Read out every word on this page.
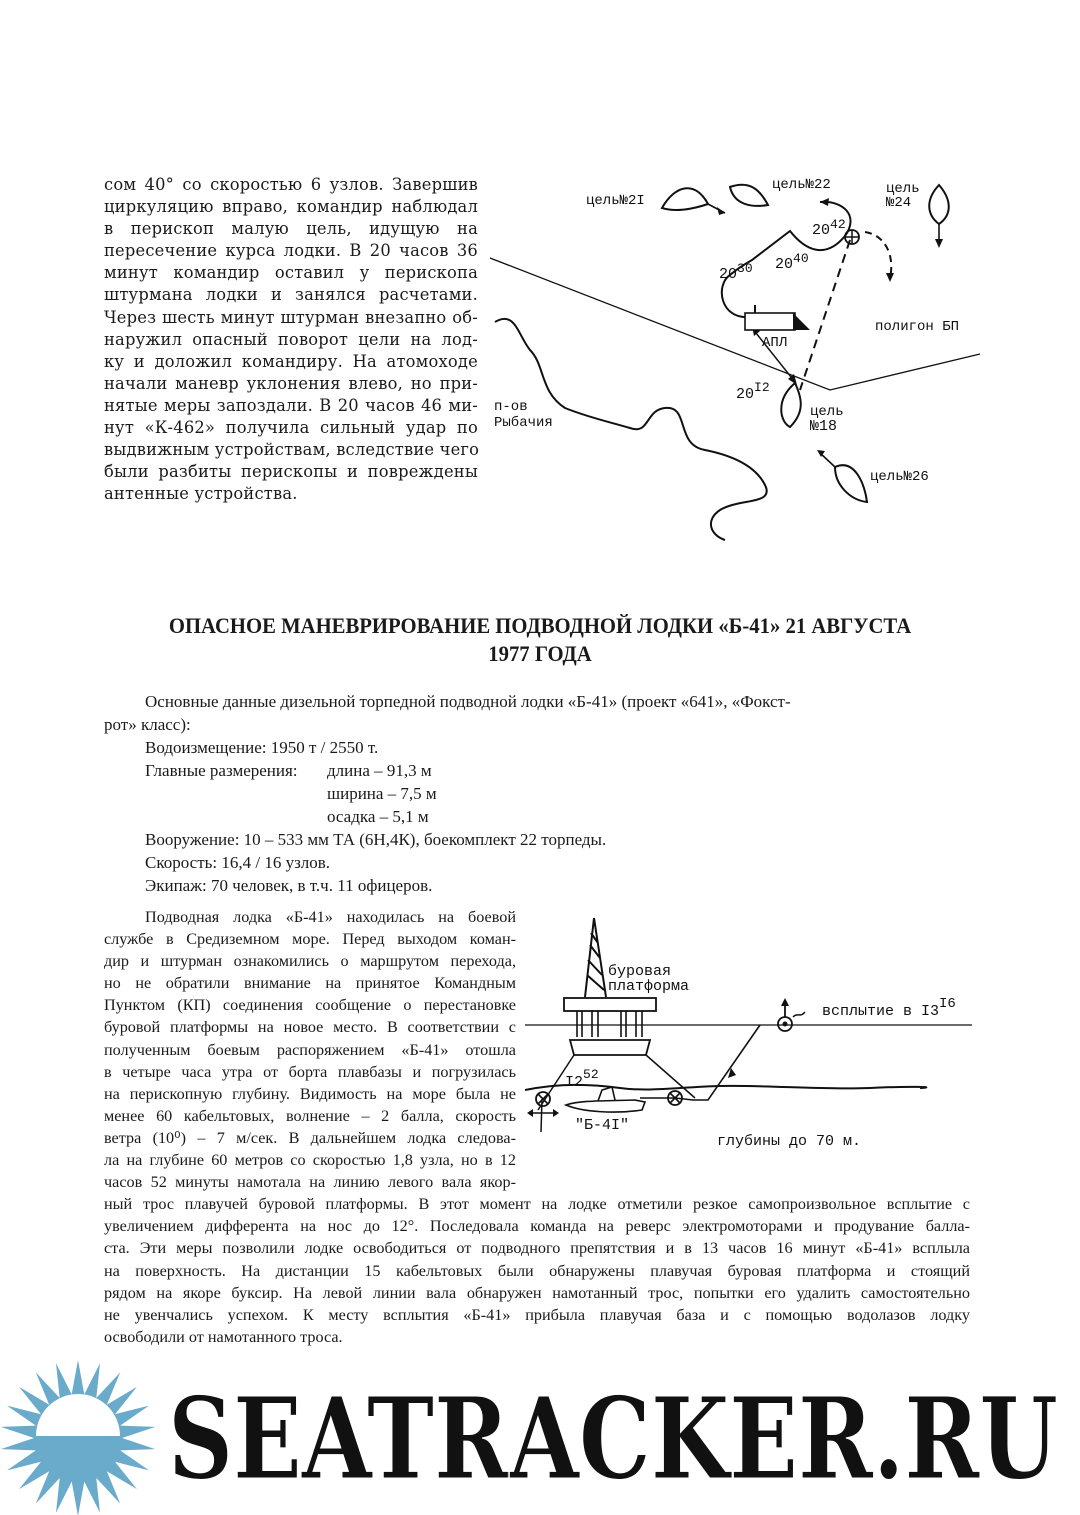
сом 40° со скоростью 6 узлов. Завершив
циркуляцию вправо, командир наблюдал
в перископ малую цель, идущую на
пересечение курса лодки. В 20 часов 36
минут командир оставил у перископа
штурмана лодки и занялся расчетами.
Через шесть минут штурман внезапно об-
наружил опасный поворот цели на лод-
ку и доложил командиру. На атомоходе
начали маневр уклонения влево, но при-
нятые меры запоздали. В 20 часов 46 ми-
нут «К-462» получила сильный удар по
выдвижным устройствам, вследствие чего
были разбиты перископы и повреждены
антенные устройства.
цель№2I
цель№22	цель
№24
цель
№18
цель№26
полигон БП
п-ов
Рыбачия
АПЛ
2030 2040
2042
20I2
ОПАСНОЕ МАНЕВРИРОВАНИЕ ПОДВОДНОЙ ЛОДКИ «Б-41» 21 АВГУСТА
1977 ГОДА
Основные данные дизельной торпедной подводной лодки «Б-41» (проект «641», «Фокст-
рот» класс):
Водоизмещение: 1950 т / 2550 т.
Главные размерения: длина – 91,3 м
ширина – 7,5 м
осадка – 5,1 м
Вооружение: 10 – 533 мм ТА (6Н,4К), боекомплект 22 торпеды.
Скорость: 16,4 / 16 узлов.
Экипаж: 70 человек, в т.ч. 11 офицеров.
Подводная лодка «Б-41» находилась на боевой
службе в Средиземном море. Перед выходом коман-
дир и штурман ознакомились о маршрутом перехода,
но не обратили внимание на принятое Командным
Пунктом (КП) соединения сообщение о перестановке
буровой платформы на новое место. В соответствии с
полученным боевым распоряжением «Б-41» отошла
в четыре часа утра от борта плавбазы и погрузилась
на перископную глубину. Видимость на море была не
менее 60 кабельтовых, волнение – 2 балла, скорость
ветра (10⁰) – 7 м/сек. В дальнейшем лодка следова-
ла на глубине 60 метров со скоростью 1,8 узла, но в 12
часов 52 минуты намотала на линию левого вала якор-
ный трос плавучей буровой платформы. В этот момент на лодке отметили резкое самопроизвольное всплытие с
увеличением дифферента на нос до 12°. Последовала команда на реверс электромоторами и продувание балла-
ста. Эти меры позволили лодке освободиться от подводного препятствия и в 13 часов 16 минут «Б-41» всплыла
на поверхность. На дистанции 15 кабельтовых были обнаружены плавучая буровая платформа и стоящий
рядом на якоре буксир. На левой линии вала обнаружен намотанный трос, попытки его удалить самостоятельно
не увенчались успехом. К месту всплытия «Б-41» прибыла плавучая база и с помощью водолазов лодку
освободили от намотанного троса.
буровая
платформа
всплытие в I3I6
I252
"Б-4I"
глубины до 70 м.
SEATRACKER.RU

************

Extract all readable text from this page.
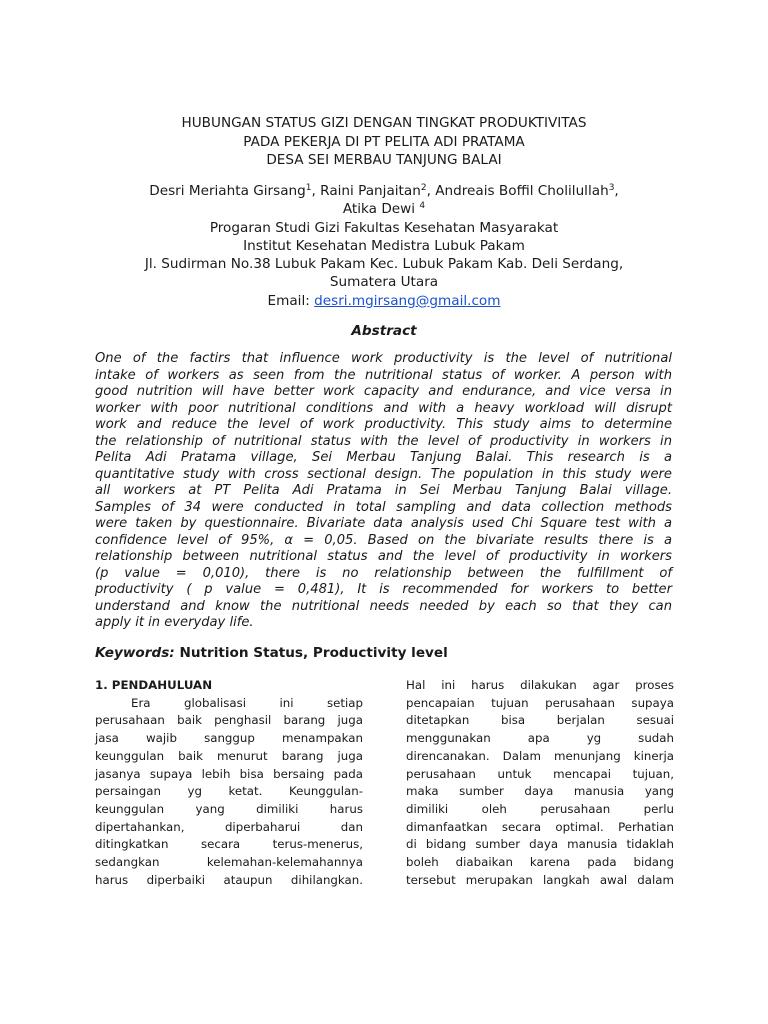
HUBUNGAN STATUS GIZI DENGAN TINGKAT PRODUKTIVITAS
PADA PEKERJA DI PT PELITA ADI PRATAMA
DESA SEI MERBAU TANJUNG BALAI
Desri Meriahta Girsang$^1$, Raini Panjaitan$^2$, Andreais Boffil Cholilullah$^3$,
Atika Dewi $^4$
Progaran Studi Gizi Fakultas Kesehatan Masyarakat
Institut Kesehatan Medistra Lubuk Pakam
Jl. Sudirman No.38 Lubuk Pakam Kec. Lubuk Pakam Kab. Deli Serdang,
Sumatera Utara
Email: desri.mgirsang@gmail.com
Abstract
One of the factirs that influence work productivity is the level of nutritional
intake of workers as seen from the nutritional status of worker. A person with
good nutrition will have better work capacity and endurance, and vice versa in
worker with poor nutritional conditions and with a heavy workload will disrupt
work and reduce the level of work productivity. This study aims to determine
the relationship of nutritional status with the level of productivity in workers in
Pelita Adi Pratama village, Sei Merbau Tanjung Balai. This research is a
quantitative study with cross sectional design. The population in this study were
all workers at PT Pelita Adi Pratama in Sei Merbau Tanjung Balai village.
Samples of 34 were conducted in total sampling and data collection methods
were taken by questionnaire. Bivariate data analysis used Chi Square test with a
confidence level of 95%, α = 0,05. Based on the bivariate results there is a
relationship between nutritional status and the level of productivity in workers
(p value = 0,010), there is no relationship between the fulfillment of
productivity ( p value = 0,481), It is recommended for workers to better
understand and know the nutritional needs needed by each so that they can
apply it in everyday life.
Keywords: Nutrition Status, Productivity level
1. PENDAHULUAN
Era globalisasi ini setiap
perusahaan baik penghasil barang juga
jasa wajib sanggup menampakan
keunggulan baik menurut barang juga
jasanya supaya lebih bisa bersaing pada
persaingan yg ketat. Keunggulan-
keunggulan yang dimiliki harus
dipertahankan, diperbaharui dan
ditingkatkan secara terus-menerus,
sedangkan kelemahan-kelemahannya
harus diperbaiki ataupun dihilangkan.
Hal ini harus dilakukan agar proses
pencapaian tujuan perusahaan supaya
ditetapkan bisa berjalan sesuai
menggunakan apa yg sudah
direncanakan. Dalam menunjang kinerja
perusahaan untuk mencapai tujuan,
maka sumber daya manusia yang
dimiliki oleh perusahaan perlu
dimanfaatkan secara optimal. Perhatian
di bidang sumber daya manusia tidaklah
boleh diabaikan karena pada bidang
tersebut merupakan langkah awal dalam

************

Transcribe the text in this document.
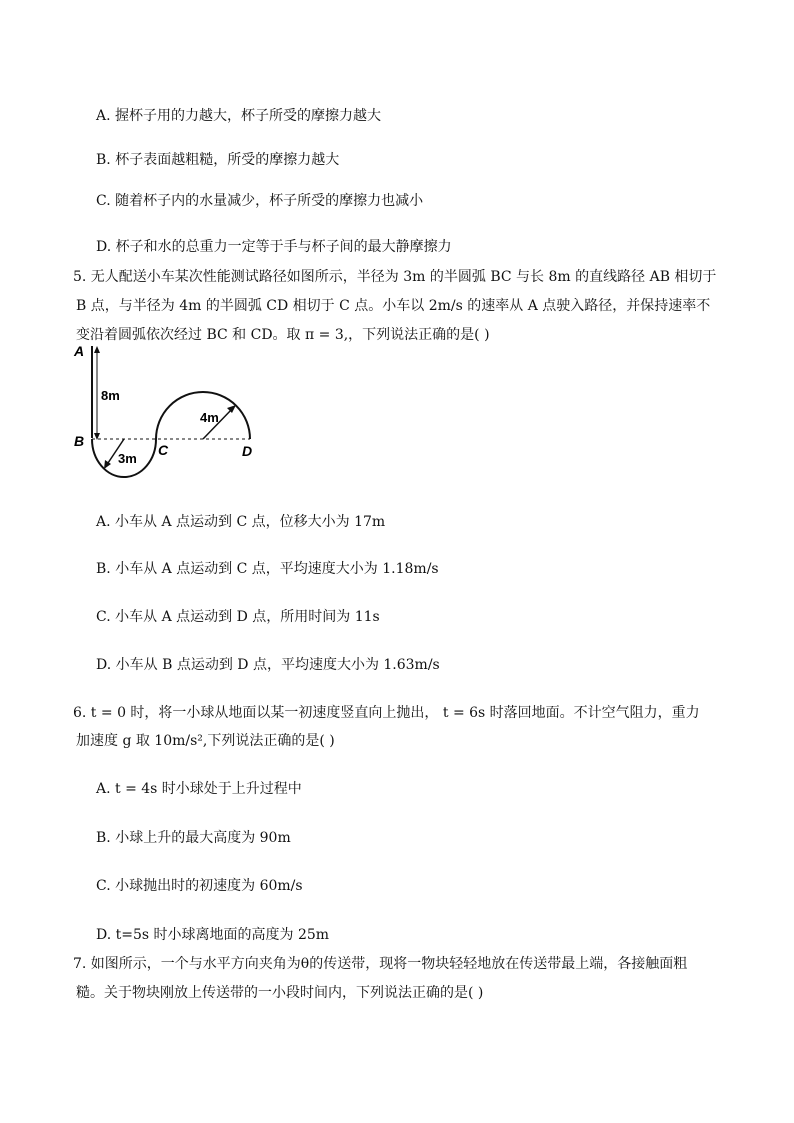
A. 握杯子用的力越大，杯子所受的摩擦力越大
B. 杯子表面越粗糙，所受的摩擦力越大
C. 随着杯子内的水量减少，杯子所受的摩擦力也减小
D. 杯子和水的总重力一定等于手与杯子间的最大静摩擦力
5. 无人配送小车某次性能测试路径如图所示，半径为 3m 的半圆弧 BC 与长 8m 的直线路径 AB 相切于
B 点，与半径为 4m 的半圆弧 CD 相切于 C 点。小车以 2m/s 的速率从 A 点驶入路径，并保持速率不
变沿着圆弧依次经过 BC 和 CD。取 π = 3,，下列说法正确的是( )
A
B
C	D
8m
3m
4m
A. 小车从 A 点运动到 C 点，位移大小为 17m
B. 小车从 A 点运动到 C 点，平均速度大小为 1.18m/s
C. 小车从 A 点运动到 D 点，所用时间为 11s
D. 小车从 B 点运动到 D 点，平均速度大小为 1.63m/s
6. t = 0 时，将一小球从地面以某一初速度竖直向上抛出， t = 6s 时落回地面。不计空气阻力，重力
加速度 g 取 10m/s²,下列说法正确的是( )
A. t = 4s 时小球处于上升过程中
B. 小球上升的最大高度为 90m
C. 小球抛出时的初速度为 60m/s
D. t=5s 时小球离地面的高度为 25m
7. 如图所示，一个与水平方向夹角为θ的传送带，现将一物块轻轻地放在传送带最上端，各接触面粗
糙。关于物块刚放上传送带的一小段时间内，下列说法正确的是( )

************

-- Aim --
Check each line above for the string "лодке" and show the ones that have it.

-- Full output --
ный трос плавучей буровой платформы. В этот момент на лодке отметили резкое самопроизвольное всплытие с
ста. Эти меры позволили лодке освободиться от подводного препятствия и в 13 часов 16 минут «Б-41» всплыла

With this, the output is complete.